-- GIVEN TASK --
"this" appears in how many lines of the entries? State only the number.

-- EXCERPTED DATA --

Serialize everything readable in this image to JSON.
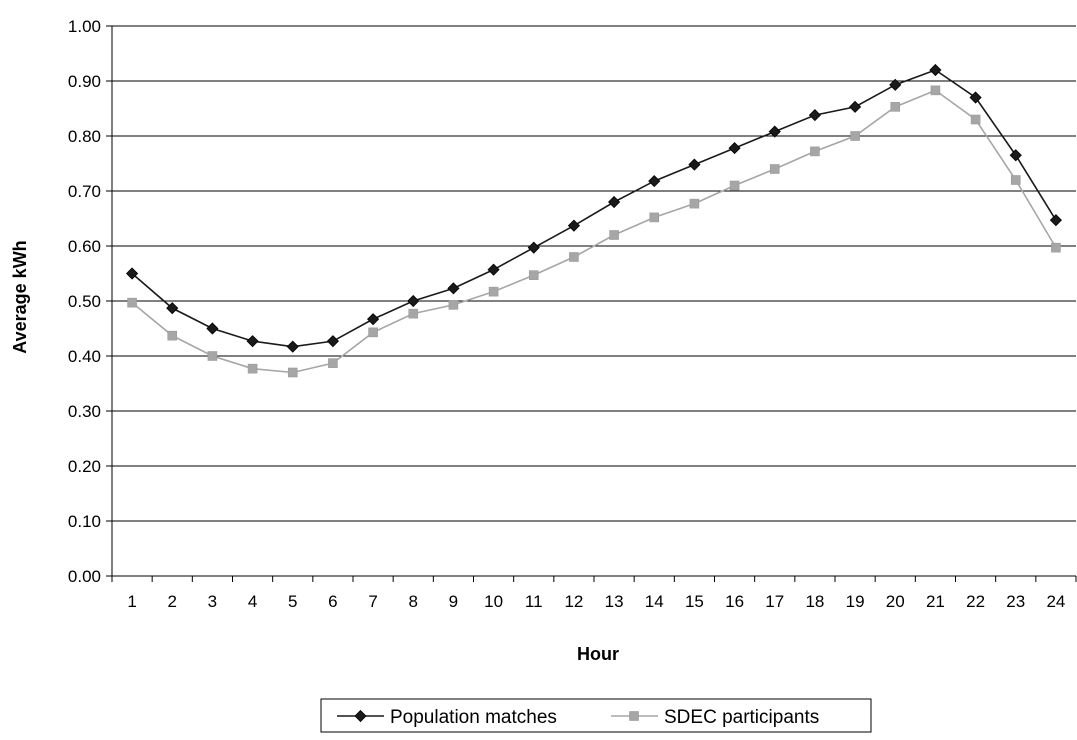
{
  "chart_data": {
    "type": "line",
    "title": "",
    "xlabel": "Hour",
    "ylabel": "Average kWh",
    "categories": [
      "1",
      "2",
      "3",
      "4",
      "5",
      "6",
      "7",
      "8",
      "9",
      "10",
      "11",
      "12",
      "13",
      "14",
      "15",
      "16",
      "17",
      "18",
      "19",
      "20",
      "21",
      "22",
      "23",
      "24"
    ],
    "ylim": [
      0,
      1.0
    ],
    "yticks": [
      "0.00",
      "0.10",
      "0.20",
      "0.30",
      "0.40",
      "0.50",
      "0.60",
      "0.70",
      "0.80",
      "0.90",
      "1.00"
    ],
    "grid": true,
    "legend_position": "bottom",
    "series": [
      {
        "name": "Population matches",
        "color": "#1a1a1a",
        "marker": "diamond",
        "values": [
          0.55,
          0.487,
          0.45,
          0.427,
          0.417,
          0.427,
          0.467,
          0.5,
          0.523,
          0.557,
          0.597,
          0.637,
          0.68,
          0.718,
          0.748,
          0.778,
          0.808,
          0.838,
          0.853,
          0.893,
          0.92,
          0.87,
          0.765,
          0.647
        ]
      },
      {
        "name": "SDEC participants",
        "color": "#a6a6a6",
        "marker": "square",
        "values": [
          0.497,
          0.437,
          0.4,
          0.377,
          0.37,
          0.387,
          0.443,
          0.477,
          0.493,
          0.517,
          0.547,
          0.58,
          0.62,
          0.652,
          0.677,
          0.71,
          0.74,
          0.772,
          0.8,
          0.853,
          0.883,
          0.83,
          0.72,
          0.597
        ]
      }
    ]
  }
}
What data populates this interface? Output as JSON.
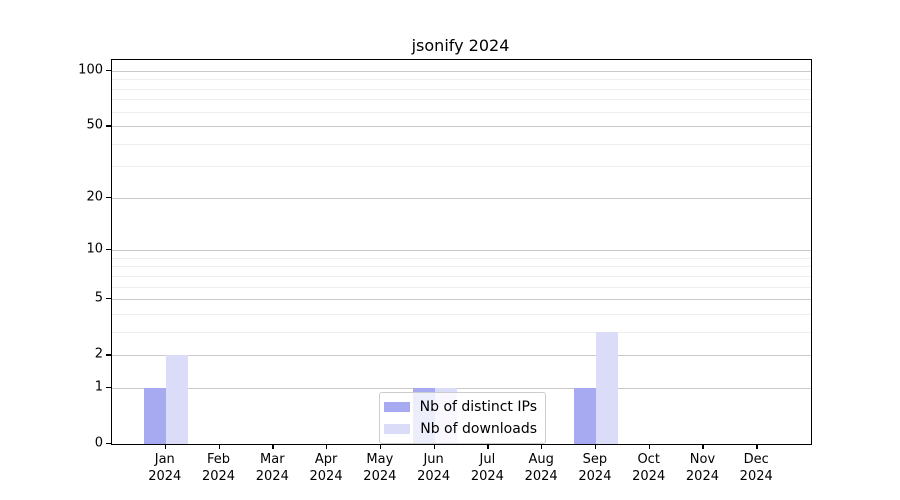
{
  "title": "jsonify 2024",
  "colors": {
    "distinct_ips": "#a7aaf0",
    "downloads": "#dbdcf8",
    "grid_major": "#c9c9c9",
    "grid_minor": "#efefef",
    "axis": "#000000",
    "legend_border": "#cccccc"
  },
  "chart_data": {
    "type": "bar",
    "title": "jsonify 2024",
    "scale": "log1p",
    "categories": [
      "Jan 2024",
      "Feb 2024",
      "Mar 2024",
      "Apr 2024",
      "May 2024",
      "Jun 2024",
      "Jul 2024",
      "Aug 2024",
      "Sep 2024",
      "Oct 2024",
      "Nov 2024",
      "Dec 2024"
    ],
    "x_months": [
      "Jan",
      "Feb",
      "Mar",
      "Apr",
      "May",
      "Jun",
      "Jul",
      "Aug",
      "Sep",
      "Oct",
      "Nov",
      "Dec"
    ],
    "x_year": "2024",
    "series": [
      {
        "name": "Nb of distinct IPs",
        "color": "#a7aaf0",
        "values": [
          1,
          0,
          0,
          0,
          0,
          1,
          0,
          0,
          1,
          0,
          0,
          0
        ]
      },
      {
        "name": "Nb of downloads",
        "color": "#dbdcf8",
        "values": [
          2,
          0,
          0,
          0,
          0,
          1,
          0,
          0,
          3,
          0,
          0,
          0
        ]
      }
    ],
    "y_ticks": [
      0,
      1,
      2,
      5,
      10,
      20,
      50,
      100
    ],
    "y_minor_ticks": [
      3,
      4,
      6,
      7,
      8,
      9,
      30,
      40,
      60,
      70,
      80,
      90
    ],
    "ylim": [
      0,
      115
    ],
    "xlabel": "",
    "ylabel": "",
    "grid": true,
    "legend_position": "lower-center-inside"
  }
}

-- WORKED ANSWER --
2